## start Data provided

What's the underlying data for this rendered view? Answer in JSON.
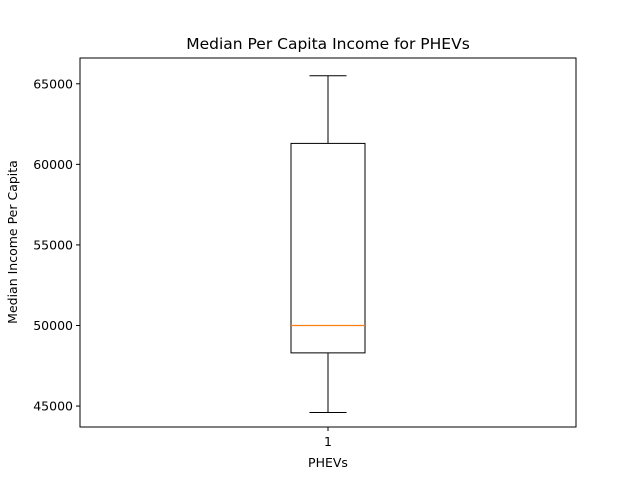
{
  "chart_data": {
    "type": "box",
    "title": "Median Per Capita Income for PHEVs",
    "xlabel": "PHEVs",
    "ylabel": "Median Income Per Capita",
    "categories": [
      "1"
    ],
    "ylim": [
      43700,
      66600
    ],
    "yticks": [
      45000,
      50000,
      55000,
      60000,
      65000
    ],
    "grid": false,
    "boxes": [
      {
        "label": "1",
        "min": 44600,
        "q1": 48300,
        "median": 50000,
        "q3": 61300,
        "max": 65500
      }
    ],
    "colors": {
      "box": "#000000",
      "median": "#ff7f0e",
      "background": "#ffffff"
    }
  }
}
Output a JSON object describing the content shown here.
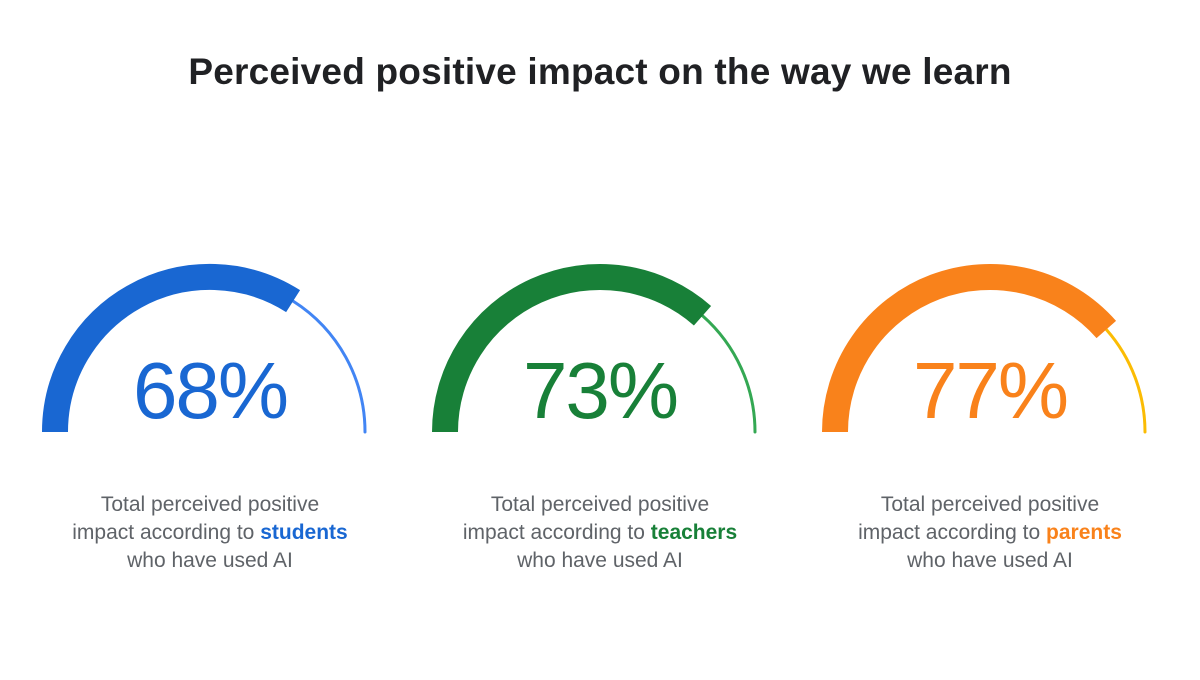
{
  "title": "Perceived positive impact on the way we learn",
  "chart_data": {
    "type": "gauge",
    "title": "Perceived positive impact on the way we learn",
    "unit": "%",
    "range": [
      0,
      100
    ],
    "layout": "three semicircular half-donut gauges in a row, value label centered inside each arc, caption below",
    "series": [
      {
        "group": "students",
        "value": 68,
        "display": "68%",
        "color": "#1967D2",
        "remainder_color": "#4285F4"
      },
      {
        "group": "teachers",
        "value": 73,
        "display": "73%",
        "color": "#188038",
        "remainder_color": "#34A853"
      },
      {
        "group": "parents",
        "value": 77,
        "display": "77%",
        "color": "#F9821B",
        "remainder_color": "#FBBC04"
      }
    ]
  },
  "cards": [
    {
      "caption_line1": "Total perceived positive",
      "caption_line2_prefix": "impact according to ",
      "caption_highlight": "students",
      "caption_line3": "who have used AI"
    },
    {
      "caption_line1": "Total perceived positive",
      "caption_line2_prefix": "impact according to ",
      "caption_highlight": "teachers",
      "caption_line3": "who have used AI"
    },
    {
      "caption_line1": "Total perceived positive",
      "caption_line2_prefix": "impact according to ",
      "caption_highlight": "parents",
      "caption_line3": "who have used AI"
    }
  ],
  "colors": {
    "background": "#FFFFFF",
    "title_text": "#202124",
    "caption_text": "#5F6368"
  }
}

## end Data provided

*Problem*. The lines to repeat run from the line containing "Output a JSON" through the last line of the material above; give them exactly, without the pictures.

*Answer to the exercise*.
Output a JSON object describing the content shown here.
{
  "title": "Perceived positive impact on the way we learn",
  "chart_data": {
    "type": "gauge",
    "title": "Perceived positive impact on the way we learn",
    "unit": "%",
    "range": [
      0,
      100
    ],
    "layout": "three semicircular half-donut gauges in a row, value label centered inside each arc, caption below",
    "series": [
      {
        "group": "students",
        "value": 68,
        "display": "68%",
        "color": "#1967D2",
        "remainder_color": "#4285F4"
      },
      {
        "group": "teachers",
        "value": 73,
        "display": "73%",
        "color": "#188038",
        "remainder_color": "#34A853"
      },
      {
        "group": "parents",
        "value": 77,
        "display": "77%",
        "color": "#F9821B",
        "remainder_color": "#FBBC04"
      }
    ]
  },
  "cards": [
    {
      "caption_line1": "Total perceived positive",
      "caption_line2_prefix": "impact according to ",
      "caption_highlight": "students",
      "caption_line3": "who have used AI"
    },
    {
      "caption_line1": "Total perceived positive",
      "caption_line2_prefix": "impact according to ",
      "caption_highlight": "teachers",
      "caption_line3": "who have used AI"
    },
    {
      "caption_line1": "Total perceived positive",
      "caption_line2_prefix": "impact according to ",
      "caption_highlight": "parents",
      "caption_line3": "who have used AI"
    }
  ],
  "colors": {
    "background": "#FFFFFF",
    "title_text": "#202124",
    "caption_text": "#5F6368"
  }
}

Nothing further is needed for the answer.